__SET EXERCISE__
Return all lines below containing the word "Courbe".

__DATASET CONTENT__
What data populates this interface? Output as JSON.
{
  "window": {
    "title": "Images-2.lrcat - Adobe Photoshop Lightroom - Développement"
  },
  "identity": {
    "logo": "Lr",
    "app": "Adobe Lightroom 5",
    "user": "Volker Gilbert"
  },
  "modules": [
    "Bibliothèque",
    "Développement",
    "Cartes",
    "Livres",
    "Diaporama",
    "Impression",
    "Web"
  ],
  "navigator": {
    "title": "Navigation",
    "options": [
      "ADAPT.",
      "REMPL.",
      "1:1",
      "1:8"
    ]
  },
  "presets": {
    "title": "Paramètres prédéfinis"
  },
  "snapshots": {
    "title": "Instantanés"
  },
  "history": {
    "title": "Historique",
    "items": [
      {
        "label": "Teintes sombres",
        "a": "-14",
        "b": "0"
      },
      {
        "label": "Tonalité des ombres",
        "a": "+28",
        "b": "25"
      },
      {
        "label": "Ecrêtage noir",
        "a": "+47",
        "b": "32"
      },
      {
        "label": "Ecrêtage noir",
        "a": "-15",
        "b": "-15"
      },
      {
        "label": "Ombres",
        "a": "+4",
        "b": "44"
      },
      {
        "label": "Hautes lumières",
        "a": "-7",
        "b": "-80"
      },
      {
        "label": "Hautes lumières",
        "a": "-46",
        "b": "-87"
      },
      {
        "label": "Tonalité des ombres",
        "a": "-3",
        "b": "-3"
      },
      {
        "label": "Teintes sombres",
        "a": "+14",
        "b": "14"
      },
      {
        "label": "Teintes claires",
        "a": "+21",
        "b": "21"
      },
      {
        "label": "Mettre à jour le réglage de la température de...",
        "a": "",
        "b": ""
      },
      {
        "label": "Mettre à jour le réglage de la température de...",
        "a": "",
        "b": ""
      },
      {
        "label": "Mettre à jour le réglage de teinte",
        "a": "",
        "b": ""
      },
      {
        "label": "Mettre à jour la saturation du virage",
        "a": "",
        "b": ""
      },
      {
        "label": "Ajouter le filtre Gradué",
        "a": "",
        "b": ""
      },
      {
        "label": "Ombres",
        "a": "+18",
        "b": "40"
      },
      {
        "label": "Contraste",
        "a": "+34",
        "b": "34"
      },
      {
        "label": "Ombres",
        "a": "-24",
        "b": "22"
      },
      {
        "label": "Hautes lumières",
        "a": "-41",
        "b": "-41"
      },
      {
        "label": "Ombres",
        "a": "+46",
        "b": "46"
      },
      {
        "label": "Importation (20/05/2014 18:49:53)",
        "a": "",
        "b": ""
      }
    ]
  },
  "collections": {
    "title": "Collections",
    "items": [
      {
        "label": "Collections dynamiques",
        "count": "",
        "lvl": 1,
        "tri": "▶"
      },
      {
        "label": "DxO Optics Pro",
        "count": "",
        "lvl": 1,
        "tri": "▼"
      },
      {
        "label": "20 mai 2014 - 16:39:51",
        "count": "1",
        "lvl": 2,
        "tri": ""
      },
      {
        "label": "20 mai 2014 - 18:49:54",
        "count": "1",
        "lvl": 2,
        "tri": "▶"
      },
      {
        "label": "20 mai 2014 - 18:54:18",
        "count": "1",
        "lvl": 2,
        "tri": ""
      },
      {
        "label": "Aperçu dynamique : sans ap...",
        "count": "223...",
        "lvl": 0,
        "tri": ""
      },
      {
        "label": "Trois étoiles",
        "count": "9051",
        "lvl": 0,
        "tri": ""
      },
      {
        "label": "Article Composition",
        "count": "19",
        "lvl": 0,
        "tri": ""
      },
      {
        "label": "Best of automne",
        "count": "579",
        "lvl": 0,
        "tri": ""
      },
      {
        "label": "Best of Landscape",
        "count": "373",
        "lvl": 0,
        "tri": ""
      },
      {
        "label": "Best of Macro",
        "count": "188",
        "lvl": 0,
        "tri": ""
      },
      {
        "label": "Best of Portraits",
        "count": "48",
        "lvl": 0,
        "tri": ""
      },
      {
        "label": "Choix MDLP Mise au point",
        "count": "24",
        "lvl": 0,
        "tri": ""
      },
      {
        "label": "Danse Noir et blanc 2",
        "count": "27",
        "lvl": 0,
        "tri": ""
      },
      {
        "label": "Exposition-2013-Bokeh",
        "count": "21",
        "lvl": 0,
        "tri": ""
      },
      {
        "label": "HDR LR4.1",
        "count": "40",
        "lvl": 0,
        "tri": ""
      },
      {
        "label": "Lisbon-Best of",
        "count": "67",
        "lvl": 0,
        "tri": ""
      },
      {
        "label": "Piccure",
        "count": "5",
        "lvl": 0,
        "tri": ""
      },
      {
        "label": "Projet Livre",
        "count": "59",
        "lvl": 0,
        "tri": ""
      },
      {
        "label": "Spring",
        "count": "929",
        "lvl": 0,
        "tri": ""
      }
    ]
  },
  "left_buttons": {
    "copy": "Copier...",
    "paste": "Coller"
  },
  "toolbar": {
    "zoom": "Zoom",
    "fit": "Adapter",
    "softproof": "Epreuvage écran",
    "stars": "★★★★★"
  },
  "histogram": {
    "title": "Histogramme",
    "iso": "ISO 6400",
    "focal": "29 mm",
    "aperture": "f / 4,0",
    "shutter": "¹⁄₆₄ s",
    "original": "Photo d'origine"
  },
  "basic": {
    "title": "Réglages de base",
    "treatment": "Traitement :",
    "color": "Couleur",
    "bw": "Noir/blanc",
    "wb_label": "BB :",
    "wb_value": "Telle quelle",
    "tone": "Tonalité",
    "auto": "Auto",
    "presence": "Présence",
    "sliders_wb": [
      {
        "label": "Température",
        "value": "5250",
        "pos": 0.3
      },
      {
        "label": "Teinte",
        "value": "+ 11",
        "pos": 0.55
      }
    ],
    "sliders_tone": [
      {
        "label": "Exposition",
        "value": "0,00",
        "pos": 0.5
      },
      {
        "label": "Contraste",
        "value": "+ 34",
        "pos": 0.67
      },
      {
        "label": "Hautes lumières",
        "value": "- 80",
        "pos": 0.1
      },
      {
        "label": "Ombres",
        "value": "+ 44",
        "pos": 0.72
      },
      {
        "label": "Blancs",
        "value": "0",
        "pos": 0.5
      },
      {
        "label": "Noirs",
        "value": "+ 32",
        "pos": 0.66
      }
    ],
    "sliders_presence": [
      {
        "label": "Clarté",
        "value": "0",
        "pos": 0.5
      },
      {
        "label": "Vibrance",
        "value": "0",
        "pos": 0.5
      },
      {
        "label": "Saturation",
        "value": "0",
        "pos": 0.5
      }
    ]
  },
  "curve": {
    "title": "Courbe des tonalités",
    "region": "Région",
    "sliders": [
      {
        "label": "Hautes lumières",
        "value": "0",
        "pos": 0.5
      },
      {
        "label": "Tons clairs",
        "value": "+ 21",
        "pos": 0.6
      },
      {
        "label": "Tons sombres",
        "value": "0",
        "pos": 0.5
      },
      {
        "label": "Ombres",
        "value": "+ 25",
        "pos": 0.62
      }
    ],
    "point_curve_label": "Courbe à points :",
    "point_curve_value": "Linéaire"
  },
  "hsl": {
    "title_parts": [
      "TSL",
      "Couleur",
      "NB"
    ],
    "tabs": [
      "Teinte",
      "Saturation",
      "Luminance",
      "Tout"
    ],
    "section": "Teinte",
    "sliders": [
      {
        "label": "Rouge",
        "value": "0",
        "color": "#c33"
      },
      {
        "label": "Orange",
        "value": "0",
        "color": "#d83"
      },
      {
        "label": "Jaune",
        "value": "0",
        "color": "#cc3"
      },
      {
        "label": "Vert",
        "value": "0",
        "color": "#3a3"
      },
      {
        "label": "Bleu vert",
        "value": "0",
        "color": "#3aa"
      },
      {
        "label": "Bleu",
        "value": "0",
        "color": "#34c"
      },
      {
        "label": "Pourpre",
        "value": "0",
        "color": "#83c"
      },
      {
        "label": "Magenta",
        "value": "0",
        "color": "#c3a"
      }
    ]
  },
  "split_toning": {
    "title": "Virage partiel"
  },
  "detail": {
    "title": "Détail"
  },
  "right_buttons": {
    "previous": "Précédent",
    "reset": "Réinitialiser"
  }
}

__TASK RESPONSE__
    "title": "Courbe des tonalités",
    "point_curve_label": "Courbe à points :",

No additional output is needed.